# Détails du problème
Modifie la liste en partant du début et en t'arrêtant à la ligne contenant « y-right-tick-label: 940 — », incluse : remplace « plot-area » par « chart-area » sans toucher au reste, puis ne donne que ces lignes.

# Informations fournies
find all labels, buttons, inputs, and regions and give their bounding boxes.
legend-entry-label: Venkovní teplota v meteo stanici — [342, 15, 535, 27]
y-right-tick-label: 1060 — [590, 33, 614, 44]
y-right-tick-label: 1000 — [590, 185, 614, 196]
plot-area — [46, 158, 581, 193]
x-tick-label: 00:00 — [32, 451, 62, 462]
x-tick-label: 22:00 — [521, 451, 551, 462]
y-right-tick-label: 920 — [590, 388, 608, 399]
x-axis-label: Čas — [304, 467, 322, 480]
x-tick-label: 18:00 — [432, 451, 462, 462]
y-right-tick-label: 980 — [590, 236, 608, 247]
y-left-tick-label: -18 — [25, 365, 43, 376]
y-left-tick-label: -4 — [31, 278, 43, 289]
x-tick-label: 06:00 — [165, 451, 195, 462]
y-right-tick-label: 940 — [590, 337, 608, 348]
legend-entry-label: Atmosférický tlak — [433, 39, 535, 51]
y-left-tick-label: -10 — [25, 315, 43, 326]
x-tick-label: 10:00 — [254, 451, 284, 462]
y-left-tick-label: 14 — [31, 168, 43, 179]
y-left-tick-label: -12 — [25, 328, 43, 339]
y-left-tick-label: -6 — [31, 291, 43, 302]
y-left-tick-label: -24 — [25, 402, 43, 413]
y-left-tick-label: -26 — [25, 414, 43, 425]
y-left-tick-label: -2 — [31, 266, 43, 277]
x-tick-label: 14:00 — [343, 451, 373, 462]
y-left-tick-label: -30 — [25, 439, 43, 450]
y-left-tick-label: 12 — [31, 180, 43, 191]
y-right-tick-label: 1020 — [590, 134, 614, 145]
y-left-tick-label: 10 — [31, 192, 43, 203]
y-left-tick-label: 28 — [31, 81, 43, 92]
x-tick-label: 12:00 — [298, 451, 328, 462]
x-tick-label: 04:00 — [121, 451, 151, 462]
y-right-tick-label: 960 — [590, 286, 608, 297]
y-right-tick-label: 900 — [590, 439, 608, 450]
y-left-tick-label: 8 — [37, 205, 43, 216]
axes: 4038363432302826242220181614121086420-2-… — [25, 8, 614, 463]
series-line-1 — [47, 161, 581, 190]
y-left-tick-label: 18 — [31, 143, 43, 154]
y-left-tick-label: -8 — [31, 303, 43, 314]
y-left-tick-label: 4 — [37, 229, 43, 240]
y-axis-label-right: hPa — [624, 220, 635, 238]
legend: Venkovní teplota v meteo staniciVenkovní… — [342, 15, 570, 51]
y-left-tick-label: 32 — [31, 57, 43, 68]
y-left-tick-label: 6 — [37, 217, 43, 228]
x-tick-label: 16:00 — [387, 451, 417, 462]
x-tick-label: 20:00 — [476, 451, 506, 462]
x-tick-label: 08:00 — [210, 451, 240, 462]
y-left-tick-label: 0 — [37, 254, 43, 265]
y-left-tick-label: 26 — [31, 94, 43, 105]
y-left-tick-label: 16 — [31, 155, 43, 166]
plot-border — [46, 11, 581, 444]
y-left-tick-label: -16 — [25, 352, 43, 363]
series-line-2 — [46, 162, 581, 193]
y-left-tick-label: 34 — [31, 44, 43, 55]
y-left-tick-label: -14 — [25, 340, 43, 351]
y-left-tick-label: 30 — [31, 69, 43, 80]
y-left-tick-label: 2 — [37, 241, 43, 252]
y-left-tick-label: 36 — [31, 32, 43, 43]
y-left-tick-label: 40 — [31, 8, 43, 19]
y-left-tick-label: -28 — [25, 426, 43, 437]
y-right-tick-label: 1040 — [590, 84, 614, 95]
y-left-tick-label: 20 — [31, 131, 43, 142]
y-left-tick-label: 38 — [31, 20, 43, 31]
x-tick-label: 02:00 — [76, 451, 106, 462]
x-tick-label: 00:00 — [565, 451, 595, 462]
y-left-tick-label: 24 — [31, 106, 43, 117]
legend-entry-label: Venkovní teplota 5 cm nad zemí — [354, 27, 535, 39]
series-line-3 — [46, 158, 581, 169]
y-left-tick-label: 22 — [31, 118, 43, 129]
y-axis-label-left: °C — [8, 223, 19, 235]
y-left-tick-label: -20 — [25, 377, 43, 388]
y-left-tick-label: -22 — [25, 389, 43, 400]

# Réponse rédigée
find all labels, buttons, inputs, and regions and give their bounding boxes.
legend-entry-label: Venkovní teplota v meteo stanici — [342, 15, 535, 27]
y-right-tick-label: 1060 — [590, 33, 614, 44]
y-right-tick-label: 1000 — [590, 185, 614, 196]
chart-area — [46, 158, 581, 193]
x-tick-label: 00:00 — [32, 451, 62, 462]
x-tick-label: 22:00 — [521, 451, 551, 462]
y-right-tick-label: 920 — [590, 388, 608, 399]
x-axis-label: Čas — [304, 467, 322, 480]
x-tick-label: 18:00 — [432, 451, 462, 462]
y-right-tick-label: 980 — [590, 236, 608, 247]
y-left-tick-label: -18 — [25, 365, 43, 376]
y-left-tick-label: -4 — [31, 278, 43, 289]
x-tick-label: 06:00 — [165, 451, 195, 462]
y-right-tick-label: 940 — [590, 337, 608, 348]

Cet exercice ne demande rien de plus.